Quote the lines word for word, starting with the line containing "Extract all elements" and continuing through the line containing "bar-segment-ls-stage-2 <box>195 127". Leave out the picture.

Records for this exercise:
--- begin ---
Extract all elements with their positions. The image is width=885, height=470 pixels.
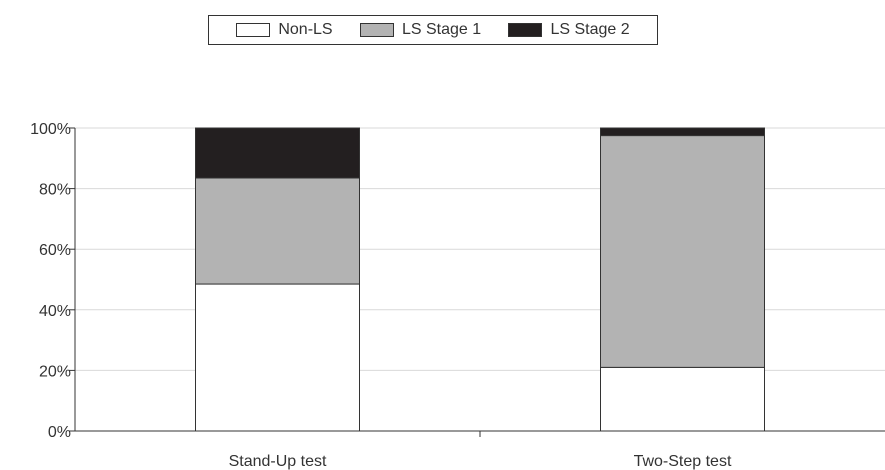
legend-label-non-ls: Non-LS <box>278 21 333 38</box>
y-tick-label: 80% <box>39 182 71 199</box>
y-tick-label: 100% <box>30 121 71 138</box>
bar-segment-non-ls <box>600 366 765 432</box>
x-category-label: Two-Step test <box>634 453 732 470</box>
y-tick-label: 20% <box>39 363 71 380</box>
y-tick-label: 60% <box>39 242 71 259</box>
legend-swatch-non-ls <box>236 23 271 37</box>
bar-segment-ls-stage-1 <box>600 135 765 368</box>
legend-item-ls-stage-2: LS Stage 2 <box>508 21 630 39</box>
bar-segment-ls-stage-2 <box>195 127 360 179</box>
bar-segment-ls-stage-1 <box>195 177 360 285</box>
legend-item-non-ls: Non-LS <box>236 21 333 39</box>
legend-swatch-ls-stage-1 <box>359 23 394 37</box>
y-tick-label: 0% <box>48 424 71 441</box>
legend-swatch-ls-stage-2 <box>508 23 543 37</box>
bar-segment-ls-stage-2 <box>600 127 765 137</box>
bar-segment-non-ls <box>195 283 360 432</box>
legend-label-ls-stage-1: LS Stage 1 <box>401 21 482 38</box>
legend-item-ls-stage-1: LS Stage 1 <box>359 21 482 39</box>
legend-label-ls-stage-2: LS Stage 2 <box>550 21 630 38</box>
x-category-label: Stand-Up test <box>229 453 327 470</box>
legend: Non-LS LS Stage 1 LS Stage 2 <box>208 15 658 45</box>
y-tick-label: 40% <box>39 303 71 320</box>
--- end ---
--- begin ---
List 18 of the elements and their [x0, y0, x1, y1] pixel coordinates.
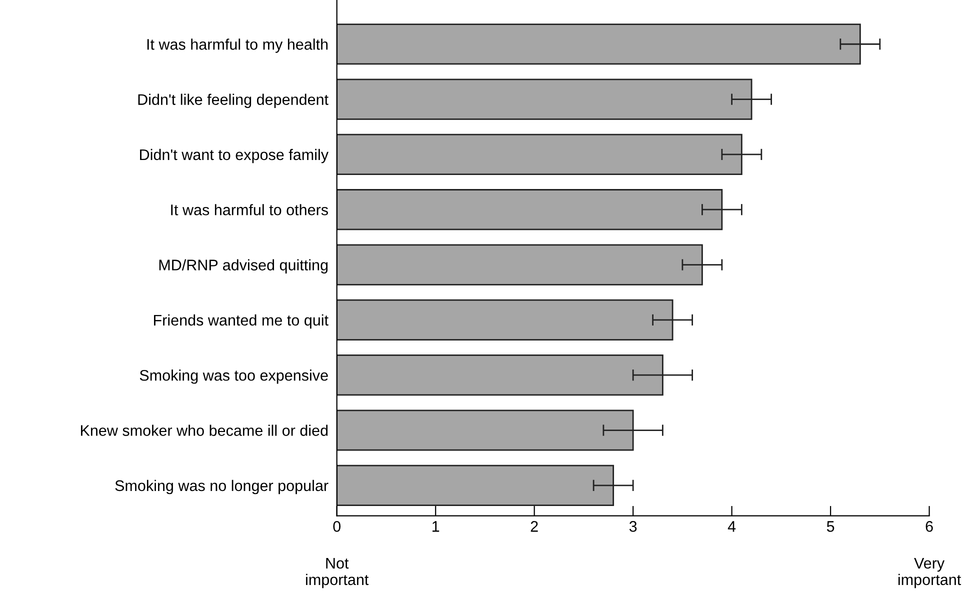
--- end ---
Finished exercise:
Extract all elements with their positions. The image is width=885, height=470 pixels.
legend-label-non-ls: Non-LS <box>278 21 333 38</box>
y-tick-label: 80% <box>39 182 71 199</box>
y-tick-label: 100% <box>30 121 71 138</box>
bar-segment-non-ls <box>600 366 765 432</box>
x-category-label: Two-Step test <box>634 453 732 470</box>
y-tick-label: 20% <box>39 363 71 380</box>
y-tick-label: 60% <box>39 242 71 259</box>
legend-swatch-non-ls <box>236 23 271 37</box>
bar-segment-ls-stage-1 <box>600 135 765 368</box>
legend-item-ls-stage-2: LS Stage 2 <box>508 21 630 39</box>
bar-segment-ls-stage-2 <box>195 127 360 179</box>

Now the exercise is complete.